--- ENTRIES PROVIDED ---
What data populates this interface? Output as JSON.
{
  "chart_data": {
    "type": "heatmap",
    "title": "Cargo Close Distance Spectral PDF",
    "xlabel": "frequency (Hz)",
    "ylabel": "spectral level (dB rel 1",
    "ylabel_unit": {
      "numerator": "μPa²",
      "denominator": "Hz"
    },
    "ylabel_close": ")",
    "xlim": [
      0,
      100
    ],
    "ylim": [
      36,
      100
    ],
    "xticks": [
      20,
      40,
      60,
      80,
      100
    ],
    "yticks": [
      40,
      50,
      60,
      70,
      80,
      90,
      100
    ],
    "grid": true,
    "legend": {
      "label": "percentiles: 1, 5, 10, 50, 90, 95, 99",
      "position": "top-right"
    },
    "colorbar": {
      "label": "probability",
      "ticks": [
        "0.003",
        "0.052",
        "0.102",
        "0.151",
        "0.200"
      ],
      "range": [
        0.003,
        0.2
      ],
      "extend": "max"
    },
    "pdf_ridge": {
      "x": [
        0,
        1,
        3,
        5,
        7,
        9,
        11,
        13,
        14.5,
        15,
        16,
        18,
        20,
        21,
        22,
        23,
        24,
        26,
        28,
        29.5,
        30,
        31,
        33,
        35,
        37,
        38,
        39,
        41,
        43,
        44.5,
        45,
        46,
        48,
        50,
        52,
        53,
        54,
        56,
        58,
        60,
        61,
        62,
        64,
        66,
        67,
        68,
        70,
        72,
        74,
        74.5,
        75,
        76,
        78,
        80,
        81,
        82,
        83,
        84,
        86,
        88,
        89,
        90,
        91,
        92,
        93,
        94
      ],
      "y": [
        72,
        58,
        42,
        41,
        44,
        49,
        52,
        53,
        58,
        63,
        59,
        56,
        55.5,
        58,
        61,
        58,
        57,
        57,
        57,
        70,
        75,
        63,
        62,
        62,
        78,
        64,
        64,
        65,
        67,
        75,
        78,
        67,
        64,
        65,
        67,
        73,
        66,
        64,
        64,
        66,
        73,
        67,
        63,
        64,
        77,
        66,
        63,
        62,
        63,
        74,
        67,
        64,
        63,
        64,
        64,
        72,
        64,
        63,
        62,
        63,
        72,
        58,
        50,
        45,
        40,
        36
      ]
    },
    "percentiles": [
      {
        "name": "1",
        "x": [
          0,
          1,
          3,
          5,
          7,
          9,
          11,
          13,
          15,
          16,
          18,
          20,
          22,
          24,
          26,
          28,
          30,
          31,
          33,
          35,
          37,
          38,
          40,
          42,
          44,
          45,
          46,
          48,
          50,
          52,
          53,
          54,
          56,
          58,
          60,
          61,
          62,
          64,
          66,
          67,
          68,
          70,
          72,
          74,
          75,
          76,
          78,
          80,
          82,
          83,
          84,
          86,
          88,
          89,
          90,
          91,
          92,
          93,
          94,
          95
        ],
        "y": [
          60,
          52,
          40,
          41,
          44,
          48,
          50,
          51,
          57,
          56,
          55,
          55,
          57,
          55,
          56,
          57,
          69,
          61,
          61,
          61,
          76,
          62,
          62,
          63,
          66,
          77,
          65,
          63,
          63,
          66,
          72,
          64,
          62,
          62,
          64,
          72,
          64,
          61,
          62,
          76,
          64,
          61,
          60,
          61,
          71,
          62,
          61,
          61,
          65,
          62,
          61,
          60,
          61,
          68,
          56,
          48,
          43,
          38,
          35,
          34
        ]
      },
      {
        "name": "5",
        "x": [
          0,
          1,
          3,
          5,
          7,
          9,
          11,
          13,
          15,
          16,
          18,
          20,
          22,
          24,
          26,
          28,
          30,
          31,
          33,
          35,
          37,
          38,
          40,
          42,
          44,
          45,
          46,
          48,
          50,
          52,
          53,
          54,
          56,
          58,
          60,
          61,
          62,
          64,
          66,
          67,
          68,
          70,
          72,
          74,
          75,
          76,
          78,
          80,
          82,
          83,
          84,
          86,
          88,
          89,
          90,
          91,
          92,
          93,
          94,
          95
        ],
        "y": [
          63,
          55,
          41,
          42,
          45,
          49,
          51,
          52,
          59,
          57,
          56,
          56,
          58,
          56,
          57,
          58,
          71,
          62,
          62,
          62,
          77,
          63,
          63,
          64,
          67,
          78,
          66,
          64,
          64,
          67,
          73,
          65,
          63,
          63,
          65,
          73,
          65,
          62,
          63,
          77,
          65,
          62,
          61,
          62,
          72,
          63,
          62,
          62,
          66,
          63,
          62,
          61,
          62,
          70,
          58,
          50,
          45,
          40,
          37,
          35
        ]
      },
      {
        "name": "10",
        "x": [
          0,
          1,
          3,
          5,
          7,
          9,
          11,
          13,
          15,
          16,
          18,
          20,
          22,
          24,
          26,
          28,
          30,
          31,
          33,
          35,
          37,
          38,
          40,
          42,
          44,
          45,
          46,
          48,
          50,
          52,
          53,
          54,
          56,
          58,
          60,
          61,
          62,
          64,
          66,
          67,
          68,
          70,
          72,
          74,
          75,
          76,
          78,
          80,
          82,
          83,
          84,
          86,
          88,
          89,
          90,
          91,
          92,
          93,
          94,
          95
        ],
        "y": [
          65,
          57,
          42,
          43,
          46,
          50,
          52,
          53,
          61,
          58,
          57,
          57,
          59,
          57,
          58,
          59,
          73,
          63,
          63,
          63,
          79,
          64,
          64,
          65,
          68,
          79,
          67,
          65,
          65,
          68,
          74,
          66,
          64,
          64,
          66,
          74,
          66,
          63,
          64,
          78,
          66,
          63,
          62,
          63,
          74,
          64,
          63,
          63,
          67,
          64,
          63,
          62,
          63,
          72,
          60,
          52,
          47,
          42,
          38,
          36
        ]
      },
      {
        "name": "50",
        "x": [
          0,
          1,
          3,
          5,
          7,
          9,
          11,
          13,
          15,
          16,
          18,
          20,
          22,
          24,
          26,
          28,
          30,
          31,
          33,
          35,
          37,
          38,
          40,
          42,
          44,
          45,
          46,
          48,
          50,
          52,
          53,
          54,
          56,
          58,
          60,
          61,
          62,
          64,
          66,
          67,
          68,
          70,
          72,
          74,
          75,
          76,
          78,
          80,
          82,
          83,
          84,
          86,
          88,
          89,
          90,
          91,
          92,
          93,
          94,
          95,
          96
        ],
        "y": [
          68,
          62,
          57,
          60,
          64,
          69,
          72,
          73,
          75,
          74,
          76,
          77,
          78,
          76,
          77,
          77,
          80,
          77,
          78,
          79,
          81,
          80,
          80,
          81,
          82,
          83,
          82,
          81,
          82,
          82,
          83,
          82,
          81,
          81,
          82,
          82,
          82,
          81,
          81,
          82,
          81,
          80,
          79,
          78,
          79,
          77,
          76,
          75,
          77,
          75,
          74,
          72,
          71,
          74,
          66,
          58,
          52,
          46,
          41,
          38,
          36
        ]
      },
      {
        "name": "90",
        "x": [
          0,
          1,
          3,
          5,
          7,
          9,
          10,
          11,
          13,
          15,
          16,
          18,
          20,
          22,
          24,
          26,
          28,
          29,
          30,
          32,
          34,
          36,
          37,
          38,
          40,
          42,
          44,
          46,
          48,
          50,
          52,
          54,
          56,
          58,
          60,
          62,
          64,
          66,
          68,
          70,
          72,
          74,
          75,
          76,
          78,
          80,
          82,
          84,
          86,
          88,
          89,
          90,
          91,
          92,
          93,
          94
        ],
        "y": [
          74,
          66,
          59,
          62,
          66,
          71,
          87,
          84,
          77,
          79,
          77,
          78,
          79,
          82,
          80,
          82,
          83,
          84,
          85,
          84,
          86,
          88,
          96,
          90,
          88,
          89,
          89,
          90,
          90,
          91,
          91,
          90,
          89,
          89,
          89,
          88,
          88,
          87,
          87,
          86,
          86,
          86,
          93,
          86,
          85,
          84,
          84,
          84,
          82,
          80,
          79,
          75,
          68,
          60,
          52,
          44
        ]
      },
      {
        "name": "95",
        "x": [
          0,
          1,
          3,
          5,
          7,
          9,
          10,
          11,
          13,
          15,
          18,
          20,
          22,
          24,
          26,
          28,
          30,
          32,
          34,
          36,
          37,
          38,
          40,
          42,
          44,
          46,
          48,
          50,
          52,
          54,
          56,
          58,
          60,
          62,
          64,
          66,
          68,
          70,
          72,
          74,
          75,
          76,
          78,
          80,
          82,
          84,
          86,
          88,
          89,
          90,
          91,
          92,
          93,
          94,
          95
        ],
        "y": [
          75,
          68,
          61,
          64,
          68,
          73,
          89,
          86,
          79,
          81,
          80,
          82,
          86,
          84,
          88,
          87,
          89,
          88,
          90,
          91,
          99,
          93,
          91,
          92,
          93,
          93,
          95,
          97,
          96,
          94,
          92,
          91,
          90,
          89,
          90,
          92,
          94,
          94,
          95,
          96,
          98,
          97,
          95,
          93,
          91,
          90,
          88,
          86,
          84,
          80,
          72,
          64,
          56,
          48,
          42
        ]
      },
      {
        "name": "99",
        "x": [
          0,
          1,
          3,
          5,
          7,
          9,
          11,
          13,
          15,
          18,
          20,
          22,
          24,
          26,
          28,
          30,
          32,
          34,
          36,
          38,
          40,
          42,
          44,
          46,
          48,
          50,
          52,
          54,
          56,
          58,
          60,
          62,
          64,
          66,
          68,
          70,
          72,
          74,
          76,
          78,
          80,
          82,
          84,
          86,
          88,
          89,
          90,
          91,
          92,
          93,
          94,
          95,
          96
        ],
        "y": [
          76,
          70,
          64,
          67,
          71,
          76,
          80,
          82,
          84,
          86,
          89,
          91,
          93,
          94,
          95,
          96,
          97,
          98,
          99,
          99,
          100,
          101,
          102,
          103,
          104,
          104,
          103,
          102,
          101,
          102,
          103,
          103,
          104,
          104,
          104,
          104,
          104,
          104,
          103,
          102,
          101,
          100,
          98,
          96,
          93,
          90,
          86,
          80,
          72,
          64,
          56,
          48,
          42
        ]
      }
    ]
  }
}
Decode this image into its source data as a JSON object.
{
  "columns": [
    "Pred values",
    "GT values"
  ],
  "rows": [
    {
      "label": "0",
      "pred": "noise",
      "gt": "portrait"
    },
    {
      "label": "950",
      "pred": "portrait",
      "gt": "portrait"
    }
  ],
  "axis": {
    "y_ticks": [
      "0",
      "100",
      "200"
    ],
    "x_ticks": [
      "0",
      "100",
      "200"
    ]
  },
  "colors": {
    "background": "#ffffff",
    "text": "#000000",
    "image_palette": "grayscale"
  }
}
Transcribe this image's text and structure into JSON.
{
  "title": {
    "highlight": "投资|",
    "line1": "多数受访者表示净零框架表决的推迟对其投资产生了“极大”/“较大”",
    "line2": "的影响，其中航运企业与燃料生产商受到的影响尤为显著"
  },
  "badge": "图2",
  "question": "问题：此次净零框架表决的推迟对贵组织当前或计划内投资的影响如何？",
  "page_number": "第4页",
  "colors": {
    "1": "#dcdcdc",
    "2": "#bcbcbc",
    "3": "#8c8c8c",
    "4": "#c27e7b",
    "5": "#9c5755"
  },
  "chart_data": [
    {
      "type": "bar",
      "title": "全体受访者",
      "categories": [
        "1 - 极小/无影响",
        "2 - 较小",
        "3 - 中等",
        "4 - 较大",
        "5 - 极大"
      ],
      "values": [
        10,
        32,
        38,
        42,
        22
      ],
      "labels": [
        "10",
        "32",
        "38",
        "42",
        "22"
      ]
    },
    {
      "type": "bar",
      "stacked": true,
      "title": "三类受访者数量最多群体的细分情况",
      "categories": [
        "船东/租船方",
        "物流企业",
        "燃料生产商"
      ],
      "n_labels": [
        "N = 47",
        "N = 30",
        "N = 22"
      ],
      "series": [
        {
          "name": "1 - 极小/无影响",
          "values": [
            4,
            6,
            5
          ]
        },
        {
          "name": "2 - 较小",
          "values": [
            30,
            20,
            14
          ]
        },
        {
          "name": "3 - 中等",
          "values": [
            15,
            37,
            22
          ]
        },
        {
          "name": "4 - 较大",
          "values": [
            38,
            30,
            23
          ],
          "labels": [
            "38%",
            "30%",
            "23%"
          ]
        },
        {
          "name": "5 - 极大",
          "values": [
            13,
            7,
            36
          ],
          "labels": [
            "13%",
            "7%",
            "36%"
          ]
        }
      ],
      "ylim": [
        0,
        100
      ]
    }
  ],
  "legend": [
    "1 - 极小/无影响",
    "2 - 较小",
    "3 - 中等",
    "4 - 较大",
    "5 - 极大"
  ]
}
---
EXERCISE — Point out every line holding the string "this" and copy it.

SOLUTION —
What data populates this interface? Output as JSON.
Decode this image into its source data as a JSON object.
Transcribe this image's text and structure into JSON.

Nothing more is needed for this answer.